» Exercise instructions: Exclude any images and output the remaining records exactly.

» Data items:

※

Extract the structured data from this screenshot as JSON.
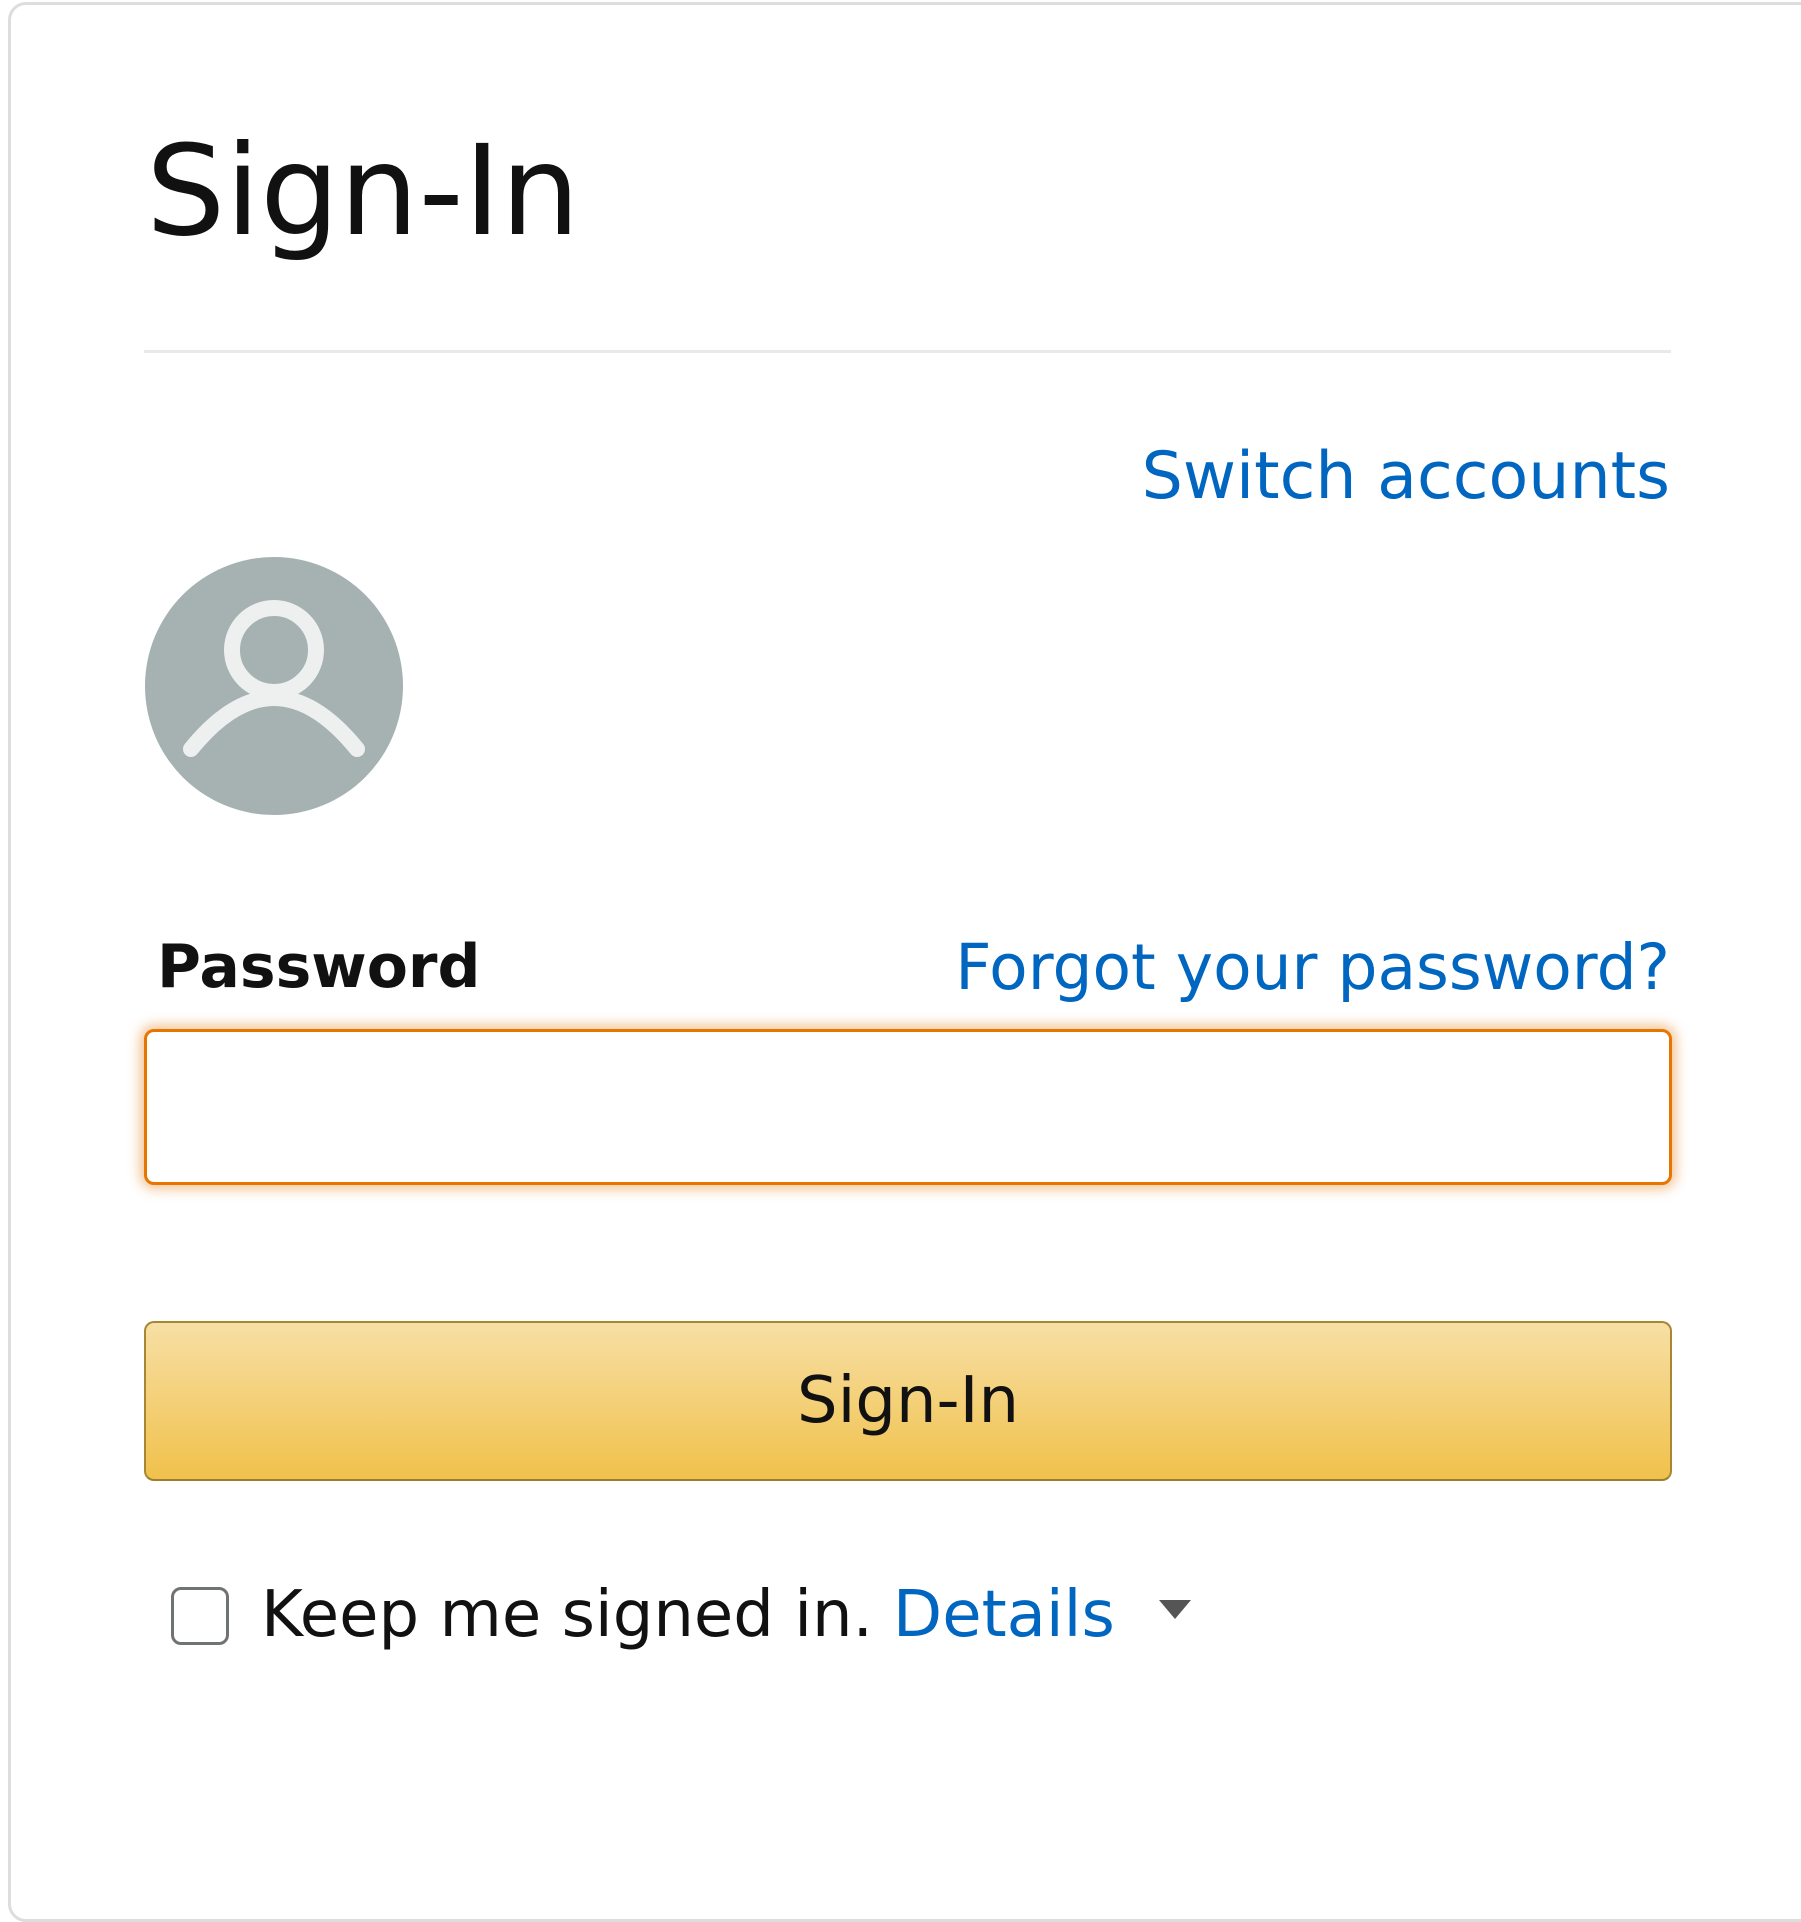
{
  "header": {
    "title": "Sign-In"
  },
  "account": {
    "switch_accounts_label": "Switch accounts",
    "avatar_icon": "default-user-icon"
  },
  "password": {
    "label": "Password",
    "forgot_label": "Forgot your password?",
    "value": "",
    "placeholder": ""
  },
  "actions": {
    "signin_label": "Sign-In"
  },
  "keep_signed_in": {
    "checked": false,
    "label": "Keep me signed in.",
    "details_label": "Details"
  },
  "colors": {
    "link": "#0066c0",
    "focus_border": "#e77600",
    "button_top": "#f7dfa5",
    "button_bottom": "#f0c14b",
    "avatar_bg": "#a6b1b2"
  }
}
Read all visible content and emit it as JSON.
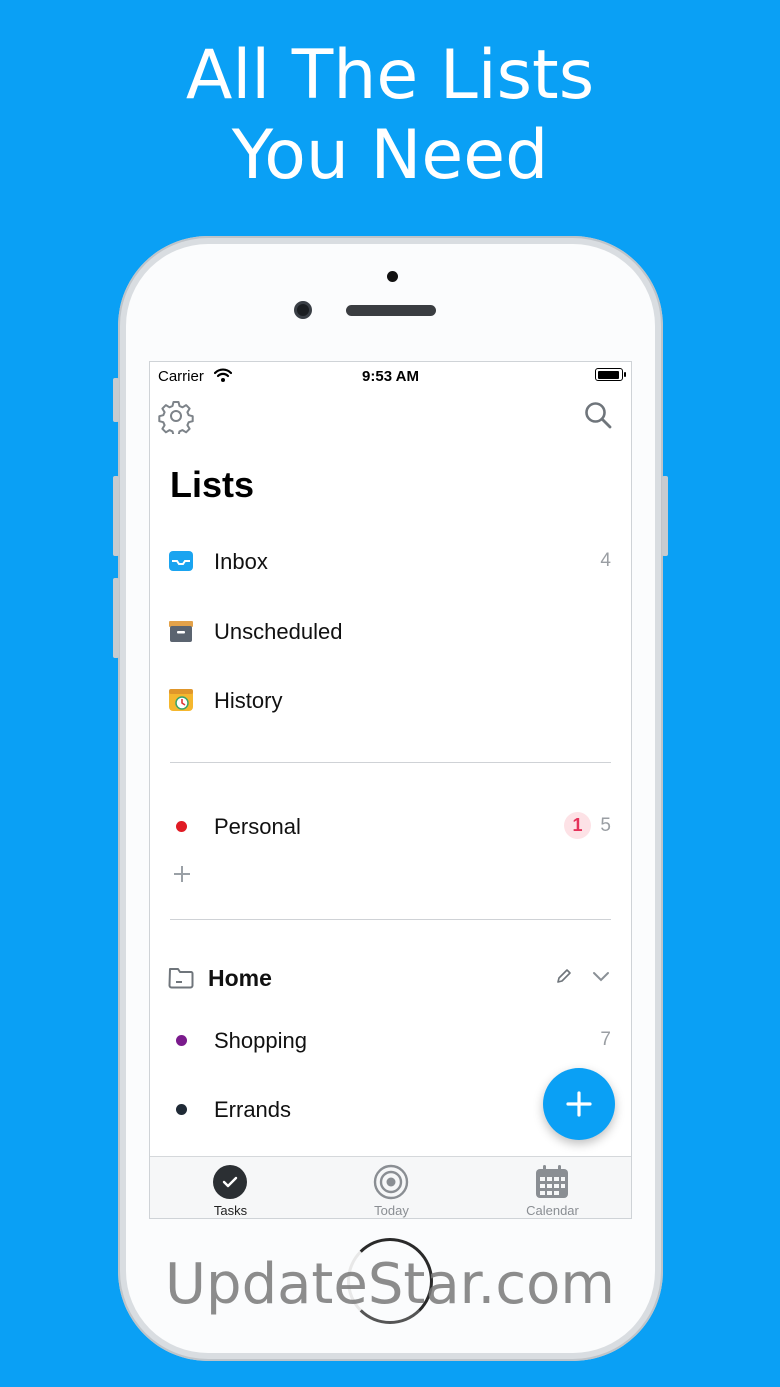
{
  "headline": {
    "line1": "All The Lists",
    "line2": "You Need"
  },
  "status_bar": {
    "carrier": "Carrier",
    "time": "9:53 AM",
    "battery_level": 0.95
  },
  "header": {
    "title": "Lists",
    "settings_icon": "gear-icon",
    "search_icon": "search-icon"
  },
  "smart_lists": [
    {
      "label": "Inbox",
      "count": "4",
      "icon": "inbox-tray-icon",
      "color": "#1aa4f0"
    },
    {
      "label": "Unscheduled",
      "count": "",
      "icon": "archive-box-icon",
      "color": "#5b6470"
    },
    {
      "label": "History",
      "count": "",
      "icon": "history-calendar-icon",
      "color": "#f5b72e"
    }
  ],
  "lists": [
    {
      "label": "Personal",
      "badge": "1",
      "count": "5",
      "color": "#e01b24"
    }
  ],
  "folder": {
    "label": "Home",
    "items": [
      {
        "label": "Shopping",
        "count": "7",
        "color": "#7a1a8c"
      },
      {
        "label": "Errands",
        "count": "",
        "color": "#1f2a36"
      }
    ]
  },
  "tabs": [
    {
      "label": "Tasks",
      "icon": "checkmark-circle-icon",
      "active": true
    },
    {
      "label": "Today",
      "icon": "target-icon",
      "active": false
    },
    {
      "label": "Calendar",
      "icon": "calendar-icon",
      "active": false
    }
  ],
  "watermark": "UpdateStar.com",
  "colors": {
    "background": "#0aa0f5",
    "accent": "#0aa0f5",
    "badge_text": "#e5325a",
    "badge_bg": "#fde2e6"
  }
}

※

» Exercise result:
Extract the structured data from this screenshot as JSON.
{
  "header": {
    "title": "Sign-In"
  },
  "account": {
    "switch_accounts_label": "Switch accounts",
    "avatar_icon": "default-user-icon"
  },
  "password": {
    "label": "Password",
    "forgot_label": "Forgot your password?",
    "value": "",
    "placeholder": ""
  },
  "actions": {
    "signin_label": "Sign-In"
  },
  "keep_signed_in": {
    "checked": false,
    "label": "Keep me signed in.",
    "details_label": "Details"
  },
  "colors": {
    "link": "#0066c0",
    "focus_border": "#e77600",
    "button_top": "#f7dfa5",
    "button_bottom": "#f0c14b",
    "avatar_bg": "#a6b1b2"
  }
}
Read all visible content and emit it as JSON.
{
  "headline": {
    "line1": "All The Lists",
    "line2": "You Need"
  },
  "status_bar": {
    "carrier": "Carrier",
    "time": "9:53 AM",
    "battery_level": 0.95
  },
  "header": {
    "title": "Lists",
    "settings_icon": "gear-icon",
    "search_icon": "search-icon"
  },
  "smart_lists": [
    {
      "label": "Inbox",
      "count": "4",
      "icon": "inbox-tray-icon",
      "color": "#1aa4f0"
    },
    {
      "label": "Unscheduled",
      "count": "",
      "icon": "archive-box-icon",
      "color": "#5b6470"
    },
    {
      "label": "History",
      "count": "",
      "icon": "history-calendar-icon",
      "color": "#f5b72e"
    }
  ],
  "lists": [
    {
      "label": "Personal",
      "badge": "1",
      "count": "5",
      "color": "#e01b24"
    }
  ],
  "folder": {
    "label": "Home",
    "items": [
      {
        "label": "Shopping",
        "count": "7",
        "color": "#7a1a8c"
      },
      {
        "label": "Errands",
        "count": "",
        "color": "#1f2a36"
      }
    ]
  },
  "tabs": [
    {
      "label": "Tasks",
      "icon": "checkmark-circle-icon",
      "active": true
    },
    {
      "label": "Today",
      "icon": "target-icon",
      "active": false
    },
    {
      "label": "Calendar",
      "icon": "calendar-icon",
      "active": false
    }
  ],
  "watermark": "UpdateStar.com",
  "colors": {
    "background": "#0aa0f5",
    "accent": "#0aa0f5",
    "badge_text": "#e5325a",
    "badge_bg": "#fde2e6"
  }
}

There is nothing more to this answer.